:: Extracted text ::

3 Undervalued Small-Cap Stocks to Buy Now

Stocks to buy
  • Celestica (CLS): This technology company has a high expected EPS growth of nearly 15%.
  • The GEO Group (GEO): The real estate investment trust has consistent positive free cash flow.
  • Bassett Furniture Industries (BSET): The home furnishings retailer has an attractive dividend yield of almost 3.3%.
Source: Shutterstock

2022 has been a year of turmoil for the U.S. stock market with unanticipated geopolitical risks, higher interest rates and a shift in the investment preference from growth to value. This trend is likely to persist throughout the whole year. So, why invest in undervalued small-cap stocks? There are a couple of reasons.

First, the Russell 2000 Index that tracks 2,000 small-cap companies has underperformed in 2022 with losses of 11.17% as of Apr. 8. Additionally, the S&P 500 index has a loss of nearly 6% in 2022, so looking for bargains in small-cap stocks now seems like a valid thing to do.

:::
:: Information provided ::

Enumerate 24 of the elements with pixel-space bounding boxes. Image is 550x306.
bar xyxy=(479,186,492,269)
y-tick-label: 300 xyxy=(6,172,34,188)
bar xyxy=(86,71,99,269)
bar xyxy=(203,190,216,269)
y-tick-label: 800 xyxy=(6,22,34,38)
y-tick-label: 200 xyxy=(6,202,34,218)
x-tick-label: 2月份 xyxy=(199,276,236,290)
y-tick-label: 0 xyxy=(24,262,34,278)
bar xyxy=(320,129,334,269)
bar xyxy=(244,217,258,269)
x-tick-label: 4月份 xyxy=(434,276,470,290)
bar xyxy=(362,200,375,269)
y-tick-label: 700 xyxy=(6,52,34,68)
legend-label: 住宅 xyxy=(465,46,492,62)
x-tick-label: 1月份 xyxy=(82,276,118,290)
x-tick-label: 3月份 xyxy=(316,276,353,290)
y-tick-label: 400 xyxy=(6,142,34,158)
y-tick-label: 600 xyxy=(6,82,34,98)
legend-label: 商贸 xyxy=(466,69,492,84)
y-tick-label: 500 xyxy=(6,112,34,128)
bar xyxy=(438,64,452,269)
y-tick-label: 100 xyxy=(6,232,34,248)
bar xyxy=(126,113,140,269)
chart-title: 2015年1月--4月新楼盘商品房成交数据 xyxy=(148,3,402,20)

:::

◆ **Aim of the task**
Continue the article on undervalued small-cap stocks from its final sentence.

◆ **Response**
Second, a way to diversify a portfolio made of stocks can be based on market capitalization and not just on sectors and industries. Third, small-cap stocks are riskier than large-cap stocks, but this extra riskiness can compensate by delivering a better risk-adjusted return. Two of the following three small-cap stocks have a Beta that is higher than 1.0, which supports the expectation of outperforming the broader stock market, while also providing a considerable safety margin from being undervalued, making them ideal for long-term passive investing and active trading.

I used the Zacks stock screener to find stocks with a price-to-earnings-growth (PEG) ratio of less than one, a price-to-book (P/B) value  ratio of less than one and a price-to-sales (P/S) ratio of less than one. Meeting these three criteria supports the idea of these stocks being undervalued.

Here are my picks for the three best undervalued small-cap stocks:

CLS Celestica Inc. $11.19
GEO The GEO Group, Inc. $6.75
BSET Bassett Furniture Industries $17.28

Undervalued Small-Cap Stocks: Celestica (CLS)

Source: Shutterstock

Celestica (NYSE:CLS) provides supply chain solutions to original equipment manufacturers and service providers on a global basis. It operates in two main segments: Advanced Technology Solutions and Connectivity and Cloud Solutions. It has an expected 3–5-year earnings per share (EPS) growth of nearly 15%, which is considered very positive.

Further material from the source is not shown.